## The problem
Give every line back verbatim, dropping all images.

## Supplied information
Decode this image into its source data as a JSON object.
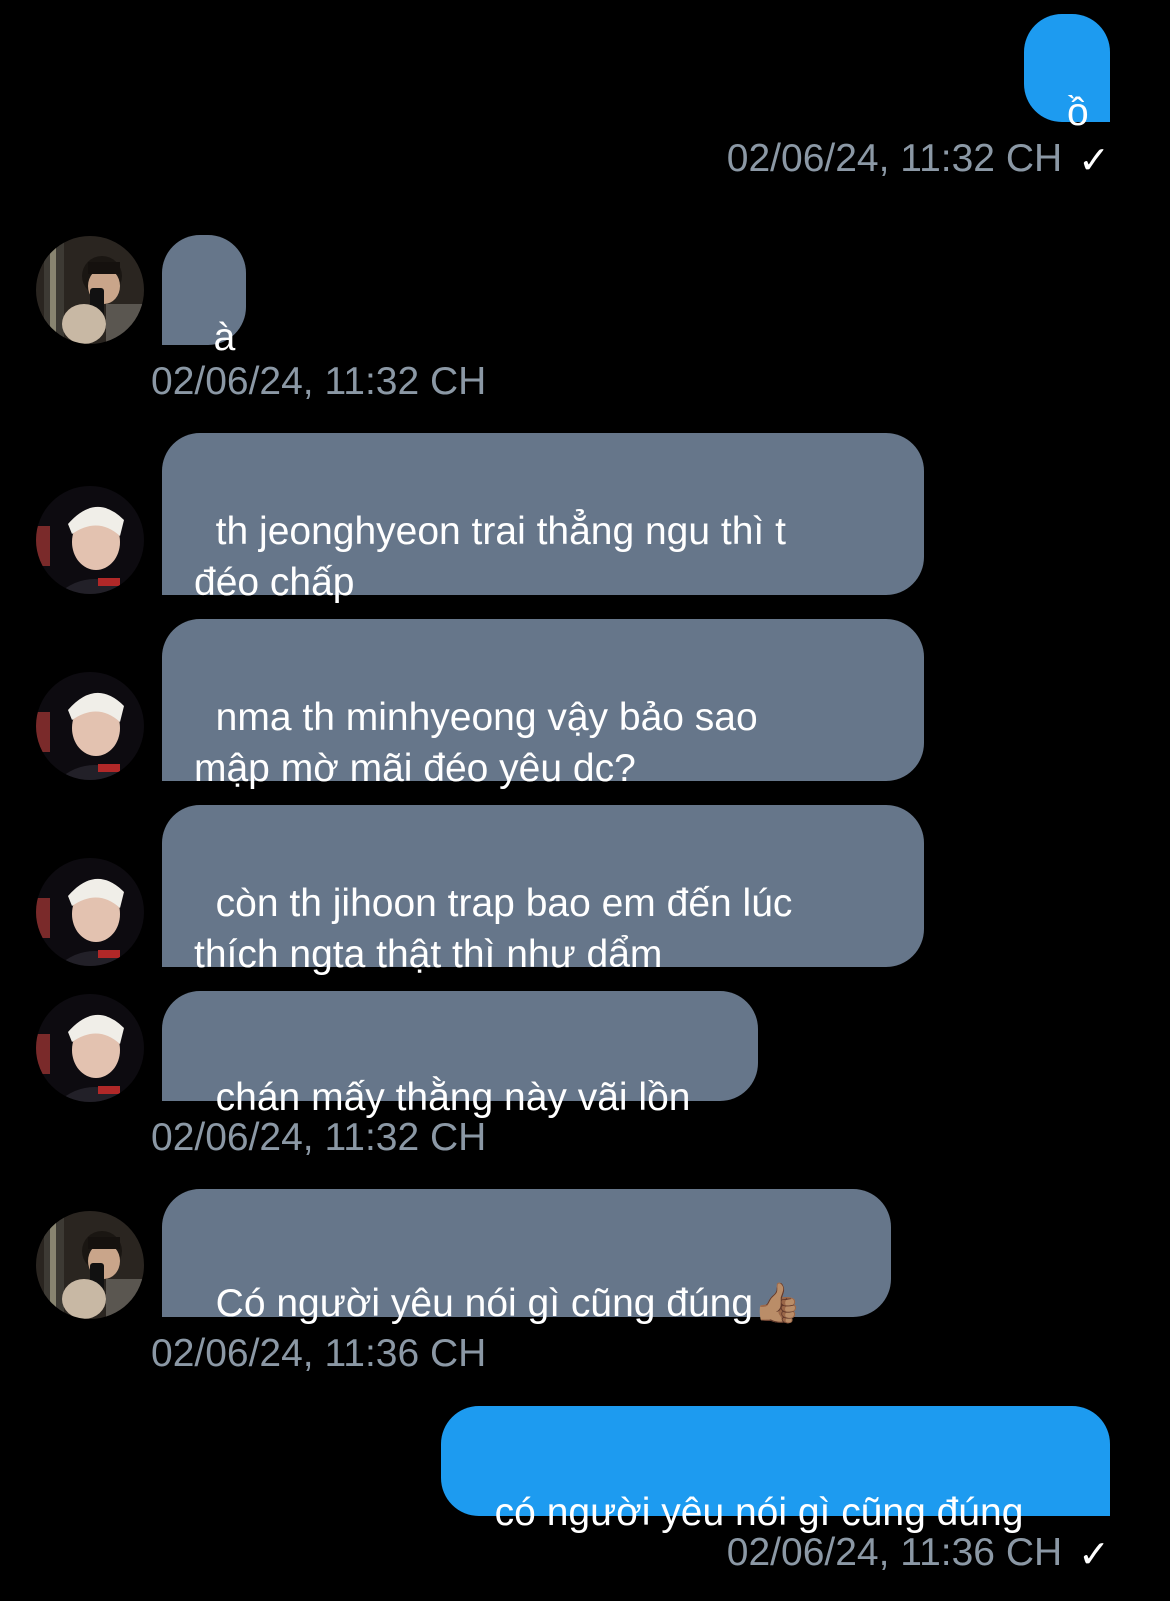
{
  "messages": [
    {
      "text": "ồ",
      "time": "02/06/24, 11:32 CH"
    },
    {
      "text": "à",
      "time": "02/06/24, 11:32 CH"
    },
    {
      "text": "th jeonghyeon trai thẳng ngu thì t\nđéo chấp"
    },
    {
      "text": "nma th minhyeong vậy bảo sao\nmập mờ mãi đéo yêu dc?"
    },
    {
      "text": "còn th jihoon trap bao em đến lúc\nthích ngta thật thì như dẩm"
    },
    {
      "text": "chán mấy thằng này vãi lồn",
      "time": "02/06/24, 11:32 CH"
    },
    {
      "text": "Có người yêu nói gì cũng đúng",
      "emoji": "👍🏽",
      "time": "02/06/24, 11:36 CH"
    },
    {
      "text": "có người yêu nói gì cũng đúng",
      "time": "02/06/24, 11:36 CH"
    }
  ],
  "read_mark": "✓",
  "colors": {
    "background": "#000000",
    "incoming_bubble": "#66768a",
    "outgoing_bubble": "#1d9bf0",
    "timestamp": "#8b98a5"
  }
}
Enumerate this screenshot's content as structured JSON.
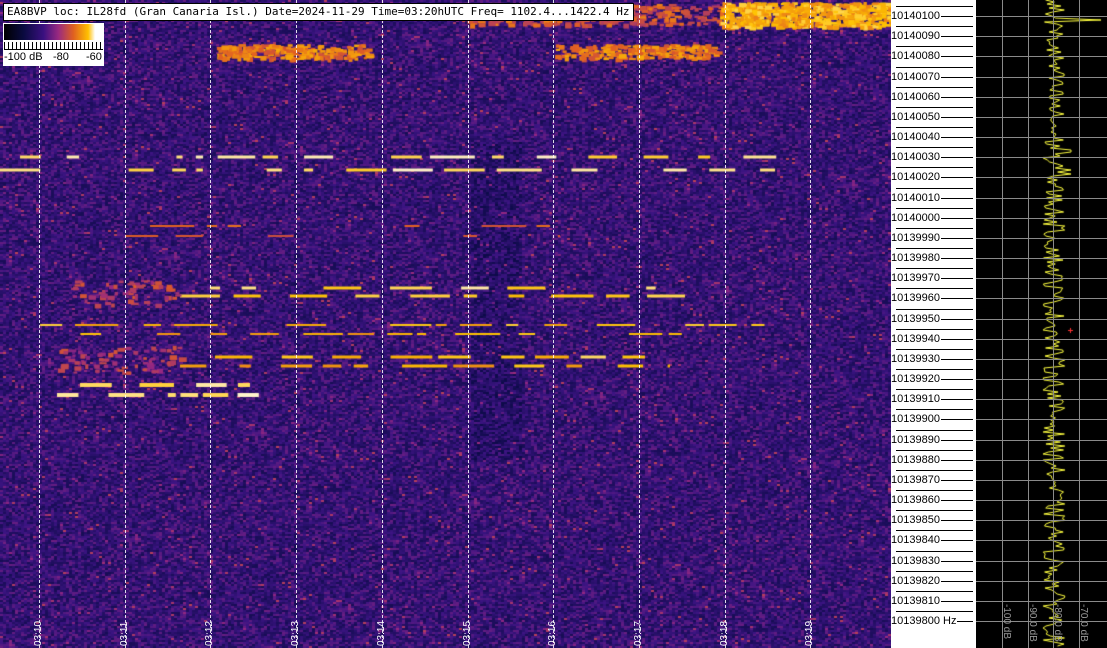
{
  "header": {
    "title": "EA8BVP loc: IL28fd (Gran Canaria Isl.) Date=2024-11-29 Time=03:20hUTC Freq= 1102.4...1422.4 Hz"
  },
  "color_scale": {
    "labels": [
      "-100 dB",
      "-80",
      "-60"
    ]
  },
  "time_axis": {
    "labels": [
      "03:10",
      "03:11",
      "03:12",
      "03:13",
      "03:14",
      "03:15",
      "03:16",
      "03:17",
      "03:18",
      "03:19"
    ]
  },
  "freq_axis": {
    "labels": [
      "10140100",
      "10140090",
      "10140080",
      "10140070",
      "10140060",
      "10140050",
      "10140040",
      "10140030",
      "10140020",
      "10140010",
      "10140000",
      "10139990",
      "10139980",
      "10139970",
      "10139960",
      "10139950",
      "10139940",
      "10139930",
      "10139920",
      "10139910",
      "10139900",
      "10139890",
      "10139880",
      "10139870",
      "10139860",
      "10139850",
      "10139840",
      "10139830",
      "10139820",
      "10139810",
      "10139800 Hz"
    ]
  },
  "power_panel": {
    "labels": [
      "-100 dB",
      "-90.0 dB",
      "-80.0 dB",
      "-70.0 dB"
    ],
    "trace_color": "#ffff40"
  }
}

## Solution for this problem
Decode this image into its source data as a JSON object.
{
  "messages": [
    {
      "text": "ồ",
      "time": "02/06/24, 11:32 CH"
    },
    {
      "text": "à",
      "time": "02/06/24, 11:32 CH"
    },
    {
      "text": "th jeonghyeon trai thẳng ngu thì t\nđéo chấp"
    },
    {
      "text": "nma th minhyeong vậy bảo sao\nmập mờ mãi đéo yêu dc?"
    },
    {
      "text": "còn th jihoon trap bao em đến lúc\nthích ngta thật thì như dẩm"
    },
    {
      "text": "chán mấy thằng này vãi lồn",
      "time": "02/06/24, 11:32 CH"
    },
    {
      "text": "Có người yêu nói gì cũng đúng",
      "emoji": "👍🏽",
      "time": "02/06/24, 11:36 CH"
    },
    {
      "text": "có người yêu nói gì cũng đúng",
      "time": "02/06/24, 11:36 CH"
    }
  ],
  "read_mark": "✓",
  "colors": {
    "background": "#000000",
    "incoming_bubble": "#66768a",
    "outgoing_bubble": "#1d9bf0",
    "timestamp": "#8b98a5"
  }
}
Enumerate this screenshot's content as structured JSON.
{
  "header": {
    "title": "EA8BVP loc: IL28fd (Gran Canaria Isl.) Date=2024-11-29 Time=03:20hUTC Freq= 1102.4...1422.4 Hz"
  },
  "color_scale": {
    "labels": [
      "-100 dB",
      "-80",
      "-60"
    ]
  },
  "time_axis": {
    "labels": [
      "03:10",
      "03:11",
      "03:12",
      "03:13",
      "03:14",
      "03:15",
      "03:16",
      "03:17",
      "03:18",
      "03:19"
    ]
  },
  "freq_axis": {
    "labels": [
      "10140100",
      "10140090",
      "10140080",
      "10140070",
      "10140060",
      "10140050",
      "10140040",
      "10140030",
      "10140020",
      "10140010",
      "10140000",
      "10139990",
      "10139980",
      "10139970",
      "10139960",
      "10139950",
      "10139940",
      "10139930",
      "10139920",
      "10139910",
      "10139900",
      "10139890",
      "10139880",
      "10139870",
      "10139860",
      "10139850",
      "10139840",
      "10139830",
      "10139820",
      "10139810",
      "10139800 Hz"
    ]
  },
  "power_panel": {
    "labels": [
      "-100 dB",
      "-90.0 dB",
      "-80.0 dB",
      "-70.0 dB"
    ],
    "trace_color": "#ffff40"
  }
}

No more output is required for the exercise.